> [Stated problem]:
Write every line of the material out exactly as shown.

Saved entries:
+++++

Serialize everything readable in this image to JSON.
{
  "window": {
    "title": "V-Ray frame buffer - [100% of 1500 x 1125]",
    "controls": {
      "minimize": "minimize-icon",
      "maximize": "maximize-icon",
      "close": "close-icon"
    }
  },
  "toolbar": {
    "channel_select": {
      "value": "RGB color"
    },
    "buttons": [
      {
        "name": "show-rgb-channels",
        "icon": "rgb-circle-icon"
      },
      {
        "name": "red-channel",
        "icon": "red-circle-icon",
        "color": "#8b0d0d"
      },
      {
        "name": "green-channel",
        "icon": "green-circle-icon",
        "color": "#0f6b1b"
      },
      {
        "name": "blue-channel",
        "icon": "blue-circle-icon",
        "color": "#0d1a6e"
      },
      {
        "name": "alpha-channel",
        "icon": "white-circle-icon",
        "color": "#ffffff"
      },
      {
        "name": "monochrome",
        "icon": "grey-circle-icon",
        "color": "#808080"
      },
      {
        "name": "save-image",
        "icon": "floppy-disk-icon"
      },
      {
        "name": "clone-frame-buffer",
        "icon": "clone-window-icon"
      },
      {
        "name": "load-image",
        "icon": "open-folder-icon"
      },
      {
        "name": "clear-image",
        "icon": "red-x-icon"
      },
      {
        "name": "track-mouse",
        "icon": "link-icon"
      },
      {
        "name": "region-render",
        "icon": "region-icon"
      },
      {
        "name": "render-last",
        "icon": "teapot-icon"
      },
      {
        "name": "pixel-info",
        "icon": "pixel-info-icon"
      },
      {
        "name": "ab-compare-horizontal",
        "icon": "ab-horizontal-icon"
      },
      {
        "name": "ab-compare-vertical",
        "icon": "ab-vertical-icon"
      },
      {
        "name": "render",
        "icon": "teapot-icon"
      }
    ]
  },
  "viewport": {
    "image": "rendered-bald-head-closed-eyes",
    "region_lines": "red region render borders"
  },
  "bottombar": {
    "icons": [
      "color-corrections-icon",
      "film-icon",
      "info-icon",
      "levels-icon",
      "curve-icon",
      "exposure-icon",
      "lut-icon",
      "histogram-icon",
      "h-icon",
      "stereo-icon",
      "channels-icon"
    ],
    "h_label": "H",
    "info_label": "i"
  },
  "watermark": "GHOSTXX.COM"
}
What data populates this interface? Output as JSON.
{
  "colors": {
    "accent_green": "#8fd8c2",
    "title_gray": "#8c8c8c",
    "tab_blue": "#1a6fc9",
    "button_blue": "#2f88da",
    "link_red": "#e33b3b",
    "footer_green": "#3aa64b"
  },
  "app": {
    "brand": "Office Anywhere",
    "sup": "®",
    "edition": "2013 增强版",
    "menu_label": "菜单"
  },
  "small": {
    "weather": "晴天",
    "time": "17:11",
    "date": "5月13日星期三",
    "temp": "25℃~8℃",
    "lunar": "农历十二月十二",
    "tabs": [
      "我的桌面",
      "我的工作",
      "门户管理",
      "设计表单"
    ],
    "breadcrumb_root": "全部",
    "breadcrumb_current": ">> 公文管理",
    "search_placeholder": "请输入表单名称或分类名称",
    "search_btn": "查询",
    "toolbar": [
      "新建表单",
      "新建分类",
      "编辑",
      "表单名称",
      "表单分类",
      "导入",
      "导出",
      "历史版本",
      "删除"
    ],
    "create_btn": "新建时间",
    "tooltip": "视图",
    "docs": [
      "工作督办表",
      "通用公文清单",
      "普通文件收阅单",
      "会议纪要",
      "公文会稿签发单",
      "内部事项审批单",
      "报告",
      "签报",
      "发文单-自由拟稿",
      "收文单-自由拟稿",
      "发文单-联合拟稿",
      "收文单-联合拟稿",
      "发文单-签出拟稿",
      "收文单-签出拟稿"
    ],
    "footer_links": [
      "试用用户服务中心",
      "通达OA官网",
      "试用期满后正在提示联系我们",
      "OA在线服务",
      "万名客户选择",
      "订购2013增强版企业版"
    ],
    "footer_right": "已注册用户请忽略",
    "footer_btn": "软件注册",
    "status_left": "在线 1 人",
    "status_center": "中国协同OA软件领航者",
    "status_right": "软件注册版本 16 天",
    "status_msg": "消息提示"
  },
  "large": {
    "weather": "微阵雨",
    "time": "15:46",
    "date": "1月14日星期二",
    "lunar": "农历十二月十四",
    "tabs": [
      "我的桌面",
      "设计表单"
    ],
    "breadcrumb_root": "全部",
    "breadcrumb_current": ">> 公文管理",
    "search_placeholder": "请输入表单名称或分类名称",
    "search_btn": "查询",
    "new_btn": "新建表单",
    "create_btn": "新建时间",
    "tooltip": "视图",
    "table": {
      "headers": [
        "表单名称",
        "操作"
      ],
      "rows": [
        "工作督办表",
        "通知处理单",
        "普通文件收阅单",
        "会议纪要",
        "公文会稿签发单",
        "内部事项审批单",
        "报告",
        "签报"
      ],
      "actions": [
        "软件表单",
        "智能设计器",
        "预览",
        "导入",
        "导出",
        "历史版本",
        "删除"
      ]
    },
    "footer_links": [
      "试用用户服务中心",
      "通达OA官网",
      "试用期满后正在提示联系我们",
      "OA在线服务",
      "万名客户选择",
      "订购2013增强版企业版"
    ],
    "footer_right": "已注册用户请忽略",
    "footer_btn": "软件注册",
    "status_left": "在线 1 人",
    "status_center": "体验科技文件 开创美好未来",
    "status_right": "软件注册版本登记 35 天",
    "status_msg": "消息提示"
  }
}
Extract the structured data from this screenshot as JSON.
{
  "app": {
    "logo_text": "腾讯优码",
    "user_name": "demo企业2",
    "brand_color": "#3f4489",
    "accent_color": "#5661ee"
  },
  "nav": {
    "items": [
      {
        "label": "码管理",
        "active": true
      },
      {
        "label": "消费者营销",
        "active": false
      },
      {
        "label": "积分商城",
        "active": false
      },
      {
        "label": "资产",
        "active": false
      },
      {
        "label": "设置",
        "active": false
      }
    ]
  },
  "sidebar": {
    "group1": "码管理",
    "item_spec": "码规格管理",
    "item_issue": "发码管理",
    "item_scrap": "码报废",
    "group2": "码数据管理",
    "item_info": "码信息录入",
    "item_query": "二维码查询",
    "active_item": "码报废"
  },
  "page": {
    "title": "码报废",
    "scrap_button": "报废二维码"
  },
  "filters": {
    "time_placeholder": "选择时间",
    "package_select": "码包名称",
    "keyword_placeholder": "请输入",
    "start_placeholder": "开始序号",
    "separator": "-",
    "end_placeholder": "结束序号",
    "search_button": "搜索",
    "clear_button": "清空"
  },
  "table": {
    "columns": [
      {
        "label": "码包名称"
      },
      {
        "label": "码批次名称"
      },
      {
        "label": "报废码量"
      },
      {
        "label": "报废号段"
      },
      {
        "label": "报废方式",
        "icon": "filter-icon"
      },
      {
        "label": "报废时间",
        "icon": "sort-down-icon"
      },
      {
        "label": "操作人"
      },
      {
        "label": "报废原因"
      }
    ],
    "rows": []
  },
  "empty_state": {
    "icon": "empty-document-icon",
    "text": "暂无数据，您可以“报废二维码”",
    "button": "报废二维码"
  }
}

+++++

> [Solution to this exercise]:
Serialize everything readable in this image to JSON.
{
  "window": {
    "title": "V-Ray frame buffer - [100% of 1500 x 1125]",
    "controls": {
      "minimize": "minimize-icon",
      "maximize": "maximize-icon",
      "close": "close-icon"
    }
  },
  "toolbar": {
    "channel_select": {
      "value": "RGB color"
    },
    "buttons": [
      {
        "name": "show-rgb-channels",
        "icon": "rgb-circle-icon"
      },
      {
        "name": "red-channel",
        "icon": "red-circle-icon",
        "color": "#8b0d0d"
      },
      {
        "name": "green-channel",
        "icon": "green-circle-icon",
        "color": "#0f6b1b"
      },
      {
        "name": "blue-channel",
        "icon": "blue-circle-icon",
        "color": "#0d1a6e"
      },
      {
        "name": "alpha-channel",
        "icon": "white-circle-icon",
        "color": "#ffffff"
      },
      {
        "name": "monochrome",
        "icon": "grey-circle-icon",
        "color": "#808080"
      },
      {
        "name": "save-image",
        "icon": "floppy-disk-icon"
      },
      {
        "name": "clone-frame-buffer",
        "icon": "clone-window-icon"
      },
      {
        "name": "load-image",
        "icon": "open-folder-icon"
      },
      {
        "name": "clear-image",
        "icon": "red-x-icon"
      },
      {
        "name": "track-mouse",
        "icon": "link-icon"
      },
      {
        "name": "region-render",
        "icon": "region-icon"
      },
      {
        "name": "render-last",
        "icon": "teapot-icon"
      },
      {
        "name": "pixel-info",
        "icon": "pixel-info-icon"
      },
      {
        "name": "ab-compare-horizontal",
        "icon": "ab-horizontal-icon"
      },
      {
        "name": "ab-compare-vertical",
        "icon": "ab-vertical-icon"
      },
      {
        "name": "render",
        "icon": "teapot-icon"
      }
    ]
  },
  "viewport": {
    "image": "rendered-bald-head-closed-eyes",
    "region_lines": "red region render borders"
  },
  "bottombar": {
    "icons": [
      "color-corrections-icon",
      "film-icon",
      "info-icon",
      "levels-icon",
      "curve-icon",
      "exposure-icon",
      "lut-icon",
      "histogram-icon",
      "h-icon",
      "stereo-icon",
      "channels-icon"
    ],
    "h_label": "H",
    "info_label": "i"
  },
  "watermark": "GHOSTXX.COM"
}
What data populates this interface? Output as JSON.
{
  "colors": {
    "accent_green": "#8fd8c2",
    "title_gray": "#8c8c8c",
    "tab_blue": "#1a6fc9",
    "button_blue": "#2f88da",
    "link_red": "#e33b3b",
    "footer_green": "#3aa64b"
  },
  "app": {
    "brand": "Office Anywhere",
    "sup": "®",
    "edition": "2013 增强版",
    "menu_label": "菜单"
  },
  "small": {
    "weather": "晴天",
    "time": "17:11",
    "date": "5月13日星期三",
    "temp": "25℃~8℃",
    "lunar": "农历十二月十二",
    "tabs": [
      "我的桌面",
      "我的工作",
      "门户管理",
      "设计表单"
    ],
    "breadcrumb_root": "全部",
    "breadcrumb_current": ">> 公文管理",
    "search_placeholder": "请输入表单名称或分类名称",
    "search_btn": "查询",
    "toolbar": [
      "新建表单",
      "新建分类",
      "编辑",
      "表单名称",
      "表单分类",
      "导入",
      "导出",
      "历史版本",
      "删除"
    ],
    "create_btn": "新建时间",
    "tooltip": "视图",
    "docs": [
      "工作督办表",
      "通用公文清单",
      "普通文件收阅单",
      "会议纪要",
      "公文会稿签发单",
      "内部事项审批单",
      "报告",
      "签报",
      "发文单-自由拟稿",
      "收文单-自由拟稿",
      "发文单-联合拟稿",
      "收文单-联合拟稿",
      "发文单-签出拟稿",
      "收文单-签出拟稿"
    ],
    "footer_links": [
      "试用用户服务中心",
      "通达OA官网",
      "试用期满后正在提示联系我们",
      "OA在线服务",
      "万名客户选择",
      "订购2013增强版企业版"
    ],
    "footer_right": "已注册用户请忽略",
    "footer_btn": "软件注册",
    "status_left": "在线 1 人",
    "status_center": "中国协同OA软件领航者",
    "status_right": "软件注册版本 16 天",
    "status_msg": "消息提示"
  },
  "large": {
    "weather": "微阵雨",
    "time": "15:46",
    "date": "1月14日星期二",
    "lunar": "农历十二月十四",
    "tabs": [
      "我的桌面",
      "设计表单"
    ],
    "breadcrumb_root": "全部",
    "breadcrumb_current": ">> 公文管理",
    "search_placeholder": "请输入表单名称或分类名称",
    "search_btn": "查询",
    "new_btn": "新建表单",
    "create_btn": "新建时间",
    "tooltip": "视图",
    "table": {
      "headers": [
        "表单名称",
        "操作"
      ],
      "rows": [
        "工作督办表",
        "通知处理单",
        "普通文件收阅单",
        "会议纪要",
        "公文会稿签发单",
        "内部事项审批单",
        "报告",
        "签报"
      ],
      "actions": [
        "软件表单",
        "智能设计器",
        "预览",
        "导入",
        "导出",
        "历史版本",
        "删除"
      ]
    },
    "footer_links": [
      "试用用户服务中心",
      "通达OA官网",
      "试用期满后正在提示联系我们",
      "OA在线服务",
      "万名客户选择",
      "订购2013增强版企业版"
    ],
    "footer_right": "已注册用户请忽略",
    "footer_btn": "软件注册",
    "status_left": "在线 1 人",
    "status_center": "体验科技文件 开创美好未来",
    "status_right": "软件注册版本登记 35 天",
    "status_msg": "消息提示"
  }
}
Extract the structured data from this screenshot as JSON.
{
  "app": {
    "logo_text": "腾讯优码",
    "user_name": "demo企业2",
    "brand_color": "#3f4489",
    "accent_color": "#5661ee"
  },
  "nav": {
    "items": [
      {
        "label": "码管理",
        "active": true
      },
      {
        "label": "消费者营销",
        "active": false
      },
      {
        "label": "积分商城",
        "active": false
      },
      {
        "label": "资产",
        "active": false
      },
      {
        "label": "设置",
        "active": false
      }
    ]
  },
  "sidebar": {
    "group1": "码管理",
    "item_spec": "码规格管理",
    "item_issue": "发码管理",
    "item_scrap": "码报废",
    "group2": "码数据管理",
    "item_info": "码信息录入",
    "item_query": "二维码查询",
    "active_item": "码报废"
  },
  "page": {
    "title": "码报废",
    "scrap_button": "报废二维码"
  },
  "filters": {
    "time_placeholder": "选择时间",
    "package_select": "码包名称",
    "keyword_placeholder": "请输入",
    "start_placeholder": "开始序号",
    "separator": "-",
    "end_placeholder": "结束序号",
    "search_button": "搜索",
    "clear_button": "清空"
  },
  "table": {
    "columns": [
      {
        "label": "码包名称"
      },
      {
        "label": "码批次名称"
      },
      {
        "label": "报废码量"
      },
      {
        "label": "报废号段"
      },
      {
        "label": "报废方式",
        "icon": "filter-icon"
      },
      {
        "label": "报废时间",
        "icon": "sort-down-icon"
      },
      {
        "label": "操作人"
      },
      {
        "label": "报废原因"
      }
    ],
    "rows": []
  },
  "empty_state": {
    "icon": "empty-document-icon",
    "text": "暂无数据，您可以“报废二维码”",
    "button": "报废二维码"
  }
}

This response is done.